>> Start ENTRIES SHOWN

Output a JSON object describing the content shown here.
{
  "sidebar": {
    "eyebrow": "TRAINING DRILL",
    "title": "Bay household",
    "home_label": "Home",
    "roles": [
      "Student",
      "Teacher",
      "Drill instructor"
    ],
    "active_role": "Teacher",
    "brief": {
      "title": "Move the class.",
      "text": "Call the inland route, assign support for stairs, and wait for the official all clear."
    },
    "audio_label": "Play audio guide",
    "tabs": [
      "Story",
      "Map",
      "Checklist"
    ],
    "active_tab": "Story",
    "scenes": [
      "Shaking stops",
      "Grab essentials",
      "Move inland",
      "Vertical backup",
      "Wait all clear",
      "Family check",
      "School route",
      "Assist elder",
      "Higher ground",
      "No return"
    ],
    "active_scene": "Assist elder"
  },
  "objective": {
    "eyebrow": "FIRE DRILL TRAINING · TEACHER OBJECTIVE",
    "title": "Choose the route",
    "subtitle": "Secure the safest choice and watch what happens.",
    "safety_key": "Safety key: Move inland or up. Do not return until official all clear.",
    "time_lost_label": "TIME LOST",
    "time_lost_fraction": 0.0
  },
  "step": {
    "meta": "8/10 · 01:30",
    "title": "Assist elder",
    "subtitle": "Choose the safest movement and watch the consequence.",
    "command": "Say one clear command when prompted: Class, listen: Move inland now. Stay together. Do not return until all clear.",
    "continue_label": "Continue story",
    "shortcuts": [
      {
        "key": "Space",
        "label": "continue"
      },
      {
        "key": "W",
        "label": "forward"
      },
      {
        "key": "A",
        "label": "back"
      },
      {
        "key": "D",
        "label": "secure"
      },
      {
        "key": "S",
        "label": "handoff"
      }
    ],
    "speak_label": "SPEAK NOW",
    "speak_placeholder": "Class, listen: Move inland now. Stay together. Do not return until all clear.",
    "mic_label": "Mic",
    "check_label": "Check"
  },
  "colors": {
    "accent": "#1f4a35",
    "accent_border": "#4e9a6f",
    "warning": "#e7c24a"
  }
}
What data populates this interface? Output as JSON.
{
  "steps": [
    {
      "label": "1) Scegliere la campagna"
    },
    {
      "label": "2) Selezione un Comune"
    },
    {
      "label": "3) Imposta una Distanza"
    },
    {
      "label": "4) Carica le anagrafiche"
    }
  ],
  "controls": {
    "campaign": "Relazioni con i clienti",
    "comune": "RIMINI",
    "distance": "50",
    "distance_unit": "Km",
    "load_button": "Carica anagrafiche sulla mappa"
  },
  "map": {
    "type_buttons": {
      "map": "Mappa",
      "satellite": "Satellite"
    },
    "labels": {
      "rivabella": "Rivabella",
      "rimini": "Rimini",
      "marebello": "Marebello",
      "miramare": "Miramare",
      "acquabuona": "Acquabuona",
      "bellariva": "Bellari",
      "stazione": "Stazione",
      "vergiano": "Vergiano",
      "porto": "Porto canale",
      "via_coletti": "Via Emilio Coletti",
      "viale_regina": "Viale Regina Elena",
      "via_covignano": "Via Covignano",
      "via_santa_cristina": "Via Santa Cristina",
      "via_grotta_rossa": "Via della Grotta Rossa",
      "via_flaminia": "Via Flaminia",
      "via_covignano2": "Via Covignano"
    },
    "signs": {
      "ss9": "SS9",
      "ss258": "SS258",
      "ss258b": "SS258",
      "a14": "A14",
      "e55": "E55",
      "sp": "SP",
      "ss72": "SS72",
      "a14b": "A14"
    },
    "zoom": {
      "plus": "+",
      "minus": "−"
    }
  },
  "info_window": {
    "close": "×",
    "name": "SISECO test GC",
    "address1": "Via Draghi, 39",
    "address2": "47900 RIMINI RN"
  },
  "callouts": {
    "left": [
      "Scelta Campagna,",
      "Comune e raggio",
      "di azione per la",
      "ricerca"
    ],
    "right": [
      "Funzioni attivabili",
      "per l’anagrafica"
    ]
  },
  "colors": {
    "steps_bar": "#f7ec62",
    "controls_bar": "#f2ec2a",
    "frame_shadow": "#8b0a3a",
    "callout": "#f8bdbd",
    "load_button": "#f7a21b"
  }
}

>> End ENTRIES SHOWN

# SET PROBLEM:
Quote the entire listing above exactly.

# OUTPUT BELOW:
Output a JSON object describing the content shown here.
{
  "sidebar": {
    "eyebrow": "TRAINING DRILL",
    "title": "Bay household",
    "home_label": "Home",
    "roles": [
      "Student",
      "Teacher",
      "Drill instructor"
    ],
    "active_role": "Teacher",
    "brief": {
      "title": "Move the class.",
      "text": "Call the inland route, assign support for stairs, and wait for the official all clear."
    },
    "audio_label": "Play audio guide",
    "tabs": [
      "Story",
      "Map",
      "Checklist"
    ],
    "active_tab": "Story",
    "scenes": [
      "Shaking stops",
      "Grab essentials",
      "Move inland",
      "Vertical backup",
      "Wait all clear",
      "Family check",
      "School route",
      "Assist elder",
      "Higher ground",
      "No return"
    ],
    "active_scene": "Assist elder"
  },
  "objective": {
    "eyebrow": "FIRE DRILL TRAINING · TEACHER OBJECTIVE",
    "title": "Choose the route",
    "subtitle": "Secure the safest choice and watch what happens.",
    "safety_key": "Safety key: Move inland or up. Do not return until official all clear.",
    "time_lost_label": "TIME LOST",
    "time_lost_fraction": 0.0
  },
  "step": {
    "meta": "8/10 · 01:30",
    "title": "Assist elder",
    "subtitle": "Choose the safest movement and watch the consequence.",
    "command": "Say one clear command when prompted: Class, listen: Move inland now. Stay together. Do not return until all clear.",
    "continue_label": "Continue story",
    "shortcuts": [
      {
        "key": "Space",
        "label": "continue"
      },
      {
        "key": "W",
        "label": "forward"
      },
      {
        "key": "A",
        "label": "back"
      },
      {
        "key": "D",
        "label": "secure"
      },
      {
        "key": "S",
        "label": "handoff"
      }
    ],
    "speak_label": "SPEAK NOW",
    "speak_placeholder": "Class, listen: Move inland now. Stay together. Do not return until all clear.",
    "mic_label": "Mic",
    "check_label": "Check"
  },
  "colors": {
    "accent": "#1f4a35",
    "accent_border": "#4e9a6f",
    "warning": "#e7c24a"
  }
}
What data populates this interface? Output as JSON.
{
  "steps": [
    {
      "label": "1) Scegliere la campagna"
    },
    {
      "label": "2) Selezione un Comune"
    },
    {
      "label": "3) Imposta una Distanza"
    },
    {
      "label": "4) Carica le anagrafiche"
    }
  ],
  "controls": {
    "campaign": "Relazioni con i clienti",
    "comune": "RIMINI",
    "distance": "50",
    "distance_unit": "Km",
    "load_button": "Carica anagrafiche sulla mappa"
  },
  "map": {
    "type_buttons": {
      "map": "Mappa",
      "satellite": "Satellite"
    },
    "labels": {
      "rivabella": "Rivabella",
      "rimini": "Rimini",
      "marebello": "Marebello",
      "miramare": "Miramare",
      "acquabuona": "Acquabuona",
      "bellariva": "Bellari",
      "stazione": "Stazione",
      "vergiano": "Vergiano",
      "porto": "Porto canale",
      "via_coletti": "Via Emilio Coletti",
      "viale_regina": "Viale Regina Elena",
      "via_covignano": "Via Covignano",
      "via_santa_cristina": "Via Santa Cristina",
      "via_grotta_rossa": "Via della Grotta Rossa",
      "via_flaminia": "Via Flaminia",
      "via_covignano2": "Via Covignano"
    },
    "signs": {
      "ss9": "SS9",
      "ss258": "SS258",
      "ss258b": "SS258",
      "a14": "A14",
      "e55": "E55",
      "sp": "SP",
      "ss72": "SS72",
      "a14b": "A14"
    },
    "zoom": {
      "plus": "+",
      "minus": "−"
    }
  },
  "info_window": {
    "close": "×",
    "name": "SISECO test GC",
    "address1": "Via Draghi, 39",
    "address2": "47900 RIMINI RN"
  },
  "callouts": {
    "left": [
      "Scelta Campagna,",
      "Comune e raggio",
      "di azione per la",
      "ricerca"
    ],
    "right": [
      "Funzioni attivabili",
      "per l’anagrafica"
    ]
  },
  "colors": {
    "steps_bar": "#f7ec62",
    "controls_bar": "#f2ec2a",
    "frame_shadow": "#8b0a3a",
    "callout": "#f8bdbd",
    "load_button": "#f7a21b"
  }
}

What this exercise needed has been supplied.